▶ [Exercise aim] Report the count of lines where the string "영문상품명" appears, and nothing else.

Data items

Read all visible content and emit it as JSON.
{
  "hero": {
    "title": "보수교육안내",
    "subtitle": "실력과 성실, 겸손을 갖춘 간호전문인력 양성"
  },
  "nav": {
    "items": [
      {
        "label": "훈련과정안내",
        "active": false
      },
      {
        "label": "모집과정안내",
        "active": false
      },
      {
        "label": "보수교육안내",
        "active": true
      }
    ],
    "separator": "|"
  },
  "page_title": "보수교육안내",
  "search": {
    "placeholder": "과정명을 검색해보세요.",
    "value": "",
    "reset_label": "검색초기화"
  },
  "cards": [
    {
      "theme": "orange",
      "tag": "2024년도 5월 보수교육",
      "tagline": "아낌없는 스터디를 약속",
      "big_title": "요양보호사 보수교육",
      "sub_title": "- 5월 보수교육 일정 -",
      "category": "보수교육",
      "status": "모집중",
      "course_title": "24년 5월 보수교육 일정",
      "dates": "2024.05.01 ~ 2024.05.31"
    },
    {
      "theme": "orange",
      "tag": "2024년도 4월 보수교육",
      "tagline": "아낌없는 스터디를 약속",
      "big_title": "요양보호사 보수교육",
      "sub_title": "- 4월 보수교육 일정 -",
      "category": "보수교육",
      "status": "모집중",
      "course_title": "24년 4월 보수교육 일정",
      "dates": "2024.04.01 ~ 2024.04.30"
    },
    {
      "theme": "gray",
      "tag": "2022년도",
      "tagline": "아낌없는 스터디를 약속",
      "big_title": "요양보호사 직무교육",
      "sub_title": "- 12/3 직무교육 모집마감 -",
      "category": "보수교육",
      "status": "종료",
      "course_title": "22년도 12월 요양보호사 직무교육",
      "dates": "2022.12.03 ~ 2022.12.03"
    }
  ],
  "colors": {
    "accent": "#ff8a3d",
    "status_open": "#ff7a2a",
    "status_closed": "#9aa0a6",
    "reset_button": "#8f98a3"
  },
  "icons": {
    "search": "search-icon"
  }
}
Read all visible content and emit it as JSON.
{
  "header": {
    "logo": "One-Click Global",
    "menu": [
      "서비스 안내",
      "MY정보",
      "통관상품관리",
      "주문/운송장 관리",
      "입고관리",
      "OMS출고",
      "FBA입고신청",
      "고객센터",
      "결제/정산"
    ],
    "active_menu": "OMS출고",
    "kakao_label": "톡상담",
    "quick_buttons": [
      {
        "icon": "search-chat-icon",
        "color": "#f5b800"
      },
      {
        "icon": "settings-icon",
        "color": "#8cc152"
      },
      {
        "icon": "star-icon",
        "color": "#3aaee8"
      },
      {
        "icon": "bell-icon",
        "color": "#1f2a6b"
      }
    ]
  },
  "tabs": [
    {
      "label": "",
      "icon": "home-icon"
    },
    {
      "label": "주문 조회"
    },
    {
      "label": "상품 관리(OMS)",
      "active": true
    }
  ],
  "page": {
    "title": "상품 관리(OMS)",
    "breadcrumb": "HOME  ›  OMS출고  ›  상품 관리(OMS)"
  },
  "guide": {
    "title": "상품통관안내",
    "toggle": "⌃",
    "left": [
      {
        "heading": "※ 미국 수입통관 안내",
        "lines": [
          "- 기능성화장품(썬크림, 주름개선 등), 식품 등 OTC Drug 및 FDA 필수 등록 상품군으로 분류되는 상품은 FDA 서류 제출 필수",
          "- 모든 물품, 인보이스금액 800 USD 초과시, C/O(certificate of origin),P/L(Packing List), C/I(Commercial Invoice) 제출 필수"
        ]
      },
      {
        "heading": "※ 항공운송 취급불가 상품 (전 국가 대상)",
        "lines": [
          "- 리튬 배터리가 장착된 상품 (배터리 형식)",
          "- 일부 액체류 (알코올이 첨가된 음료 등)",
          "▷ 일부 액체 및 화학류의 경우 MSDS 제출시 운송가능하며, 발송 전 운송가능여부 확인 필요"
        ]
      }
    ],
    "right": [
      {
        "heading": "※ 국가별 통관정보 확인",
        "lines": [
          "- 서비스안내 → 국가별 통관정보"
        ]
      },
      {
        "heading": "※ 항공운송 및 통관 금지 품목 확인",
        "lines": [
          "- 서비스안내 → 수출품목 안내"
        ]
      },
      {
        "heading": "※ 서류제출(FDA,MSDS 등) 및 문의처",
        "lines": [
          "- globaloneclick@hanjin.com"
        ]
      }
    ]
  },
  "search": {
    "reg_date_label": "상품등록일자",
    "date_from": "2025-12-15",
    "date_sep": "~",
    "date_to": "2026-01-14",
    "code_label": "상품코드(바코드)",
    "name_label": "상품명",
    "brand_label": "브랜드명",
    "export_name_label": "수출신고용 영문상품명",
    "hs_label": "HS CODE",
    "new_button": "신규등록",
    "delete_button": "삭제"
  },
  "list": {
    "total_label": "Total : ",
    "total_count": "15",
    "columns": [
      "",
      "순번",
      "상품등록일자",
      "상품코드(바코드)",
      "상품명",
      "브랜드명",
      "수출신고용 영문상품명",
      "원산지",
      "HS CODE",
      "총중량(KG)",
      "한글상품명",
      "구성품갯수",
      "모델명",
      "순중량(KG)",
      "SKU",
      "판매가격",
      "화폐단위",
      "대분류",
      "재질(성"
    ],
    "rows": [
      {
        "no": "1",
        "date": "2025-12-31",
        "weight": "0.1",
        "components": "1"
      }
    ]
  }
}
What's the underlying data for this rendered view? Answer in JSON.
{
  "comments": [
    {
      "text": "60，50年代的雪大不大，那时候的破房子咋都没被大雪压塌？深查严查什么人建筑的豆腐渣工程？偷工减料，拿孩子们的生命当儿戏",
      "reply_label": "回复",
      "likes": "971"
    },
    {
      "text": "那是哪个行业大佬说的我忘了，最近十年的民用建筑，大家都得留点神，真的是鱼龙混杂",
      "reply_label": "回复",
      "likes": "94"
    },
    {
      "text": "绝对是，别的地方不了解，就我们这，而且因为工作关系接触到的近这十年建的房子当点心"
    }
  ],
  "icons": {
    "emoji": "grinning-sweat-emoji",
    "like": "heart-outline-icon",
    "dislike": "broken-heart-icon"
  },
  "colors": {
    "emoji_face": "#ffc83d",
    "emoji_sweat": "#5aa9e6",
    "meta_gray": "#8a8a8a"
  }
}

▶ [Solution to this exercise] 2